Entries from a dataset
◆ ◆ ◆ ◆

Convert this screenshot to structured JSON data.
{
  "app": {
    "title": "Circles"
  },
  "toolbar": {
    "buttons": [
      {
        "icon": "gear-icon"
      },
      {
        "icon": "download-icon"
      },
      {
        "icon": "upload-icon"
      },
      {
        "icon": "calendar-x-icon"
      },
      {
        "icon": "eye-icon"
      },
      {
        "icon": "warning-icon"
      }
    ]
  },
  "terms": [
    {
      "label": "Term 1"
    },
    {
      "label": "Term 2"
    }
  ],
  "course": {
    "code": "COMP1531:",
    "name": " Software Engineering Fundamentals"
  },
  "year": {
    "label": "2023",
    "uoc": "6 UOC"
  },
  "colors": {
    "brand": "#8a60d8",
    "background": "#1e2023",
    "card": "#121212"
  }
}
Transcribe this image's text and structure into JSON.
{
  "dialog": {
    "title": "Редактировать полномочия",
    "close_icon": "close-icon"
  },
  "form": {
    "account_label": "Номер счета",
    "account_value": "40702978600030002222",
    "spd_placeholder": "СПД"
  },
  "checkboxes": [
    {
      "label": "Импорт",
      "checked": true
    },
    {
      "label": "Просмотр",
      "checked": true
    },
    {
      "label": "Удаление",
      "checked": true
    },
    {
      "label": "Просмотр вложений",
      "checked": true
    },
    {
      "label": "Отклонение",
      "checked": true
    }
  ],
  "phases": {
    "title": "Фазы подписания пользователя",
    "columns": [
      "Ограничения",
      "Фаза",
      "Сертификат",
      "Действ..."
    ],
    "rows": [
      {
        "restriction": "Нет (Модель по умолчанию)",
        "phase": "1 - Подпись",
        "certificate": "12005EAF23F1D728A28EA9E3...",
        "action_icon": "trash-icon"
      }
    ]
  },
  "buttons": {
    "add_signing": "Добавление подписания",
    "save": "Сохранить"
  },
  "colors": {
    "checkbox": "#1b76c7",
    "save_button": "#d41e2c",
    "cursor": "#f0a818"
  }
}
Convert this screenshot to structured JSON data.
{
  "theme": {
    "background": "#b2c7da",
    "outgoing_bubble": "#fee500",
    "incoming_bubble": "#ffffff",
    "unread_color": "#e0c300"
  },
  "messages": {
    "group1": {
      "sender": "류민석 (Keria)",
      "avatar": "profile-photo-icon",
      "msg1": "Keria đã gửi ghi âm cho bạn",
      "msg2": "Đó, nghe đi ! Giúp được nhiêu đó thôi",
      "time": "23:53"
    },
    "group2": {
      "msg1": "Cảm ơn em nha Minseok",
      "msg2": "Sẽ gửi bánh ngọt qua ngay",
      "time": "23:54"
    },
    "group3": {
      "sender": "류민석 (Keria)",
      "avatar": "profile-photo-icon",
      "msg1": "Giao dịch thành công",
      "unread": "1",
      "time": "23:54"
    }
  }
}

◆ ◆ ◆ ◆

• _GIVEN EXERCISE_:
Gather each line from the entries above that includes the word "icon".

• _ANSWER TO THIS TASK_:
        "icon": "gear-icon"
        "icon": "download-icon"
        "icon": "upload-icon"
        "icon": "calendar-x-icon"
        "icon": "eye-icon"
        "icon": "warning-icon"
    "close_icon": "close-icon"
        "action_icon": "trash-icon"
      "avatar": "profile-photo-icon",
      "avatar": "profile-photo-icon",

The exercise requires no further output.